Obiettivo → Riproduci fedelmente queste righe, tutte quante.

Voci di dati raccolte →
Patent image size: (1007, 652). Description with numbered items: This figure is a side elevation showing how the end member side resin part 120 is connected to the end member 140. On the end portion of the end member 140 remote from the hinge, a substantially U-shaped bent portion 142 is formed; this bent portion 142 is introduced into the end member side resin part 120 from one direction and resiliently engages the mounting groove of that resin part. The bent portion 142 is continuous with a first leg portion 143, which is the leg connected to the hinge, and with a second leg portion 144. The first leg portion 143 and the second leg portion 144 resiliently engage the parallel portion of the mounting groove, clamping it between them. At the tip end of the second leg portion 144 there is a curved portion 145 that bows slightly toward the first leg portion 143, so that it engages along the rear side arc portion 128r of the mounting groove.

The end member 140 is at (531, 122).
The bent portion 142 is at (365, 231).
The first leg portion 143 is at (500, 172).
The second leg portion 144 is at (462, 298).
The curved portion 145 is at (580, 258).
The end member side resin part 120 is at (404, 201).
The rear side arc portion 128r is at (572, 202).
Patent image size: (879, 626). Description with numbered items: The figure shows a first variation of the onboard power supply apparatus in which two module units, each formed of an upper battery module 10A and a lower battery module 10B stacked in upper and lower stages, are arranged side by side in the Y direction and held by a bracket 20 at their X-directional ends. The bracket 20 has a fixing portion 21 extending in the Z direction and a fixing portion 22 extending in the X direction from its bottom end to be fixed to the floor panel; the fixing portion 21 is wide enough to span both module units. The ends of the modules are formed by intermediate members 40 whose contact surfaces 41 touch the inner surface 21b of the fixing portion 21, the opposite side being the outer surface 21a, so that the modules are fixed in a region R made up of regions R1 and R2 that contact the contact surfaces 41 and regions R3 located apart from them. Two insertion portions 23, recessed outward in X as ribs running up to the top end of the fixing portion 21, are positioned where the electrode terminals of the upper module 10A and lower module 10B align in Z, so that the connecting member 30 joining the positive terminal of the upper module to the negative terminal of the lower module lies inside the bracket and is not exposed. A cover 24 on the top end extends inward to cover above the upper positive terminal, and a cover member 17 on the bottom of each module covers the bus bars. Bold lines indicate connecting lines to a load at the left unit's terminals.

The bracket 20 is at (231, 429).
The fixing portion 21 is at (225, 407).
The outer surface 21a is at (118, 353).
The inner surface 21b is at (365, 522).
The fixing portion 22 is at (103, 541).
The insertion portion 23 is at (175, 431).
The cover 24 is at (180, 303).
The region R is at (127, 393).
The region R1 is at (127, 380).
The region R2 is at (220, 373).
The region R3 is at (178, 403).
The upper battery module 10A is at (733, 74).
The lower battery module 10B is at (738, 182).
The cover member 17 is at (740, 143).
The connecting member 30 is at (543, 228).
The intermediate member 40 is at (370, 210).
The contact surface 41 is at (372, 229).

Soluzione →
Patent image size: (1007, 652). Description with numbered items: This figure is a side elevation showing how the end member side resin part 120 is connected to the end member 140. On the end portion of the end member 140 remote from the hinge, a substantially U-shaped bent portion 142 is formed; this bent portion 142 is introduced into the end member side resin part 120 from one direction and resiliently engages the mounting groove of that resin part. The bent portion 142 is continuous with a first leg portion 143, which is the leg connected to the hinge, and with a second leg portion 144. The first leg portion 143 and the second leg portion 144 resiliently engage the parallel portion of the mounting groove, clamping it between them. At the tip end of the second leg portion 144 there is a curved portion 145 that bows slightly toward the first leg portion 143, so that it engages along the rear side arc portion 128r of the mounting groove.

The end member 140 is at (531, 122).
The bent portion 142 is at (365, 231).
The first leg portion 143 is at (500, 172).
The second leg portion 144 is at (462, 298).
The curved portion 145 is at (580, 258).
The end member side resin part 120 is at (404, 201).
The rear side arc portion 128r is at (572, 202).
Patent image size: (879, 626). Description with numbered items: The figure shows a first variation of the onboard power supply apparatus in which two module units, each formed of an upper battery module 10A and a lower battery module 10B stacked in upper and lower stages, are arranged side by side in the Y direction and held by a bracket 20 at their X-directional ends. The bracket 20 has a fixing portion 21 extending in the Z direction and a fixing portion 22 extending in the X direction from its bottom end to be fixed to the floor panel; the fixing portion 21 is wide enough to span both module units. The ends of the modules are formed by intermediate members 40 whose contact surfaces 41 touch the inner surface 21b of the fixing portion 21, the opposite side being the outer surface 21a, so that the modules are fixed in a region R made up of regions R1 and R2 that contact the contact surfaces 41 and regions R3 located apart from them. Two insertion portions 23, recessed outward in X as ribs running up to the top end of the fixing portion 21, are positioned where the electrode terminals of the upper module 10A and lower module 10B align in Z, so that the connecting member 30 joining the positive terminal of the upper module to the negative terminal of the lower module lies inside the bracket and is not exposed. A cover 24 on the top end extends inward to cover above the upper positive terminal, and a cover member 17 on the bottom of each module covers the bus bars. Bold lines indicate connecting lines to a load at the left unit's terminals.

The bracket 20 is at (231, 429).
The fixing portion 21 is at (225, 407).
The outer surface 21a is at (118, 353).
The inner surface 21b is at (365, 522).
The fixing portion 22 is at (103, 541).
The insertion portion 23 is at (175, 431).
The cover 24 is at (180, 303).
The region R is at (127, 393).
The region R1 is at (127, 380).
The region R2 is at (220, 373).
The region R3 is at (178, 403).
The upper battery module 10A is at (733, 74).
The lower battery module 10B is at (738, 182).
The cover member 17 is at (740, 143).
The connecting member 30 is at (543, 228).
The intermediate member 40 is at (370, 210).
The contact surface 41 is at (372, 229).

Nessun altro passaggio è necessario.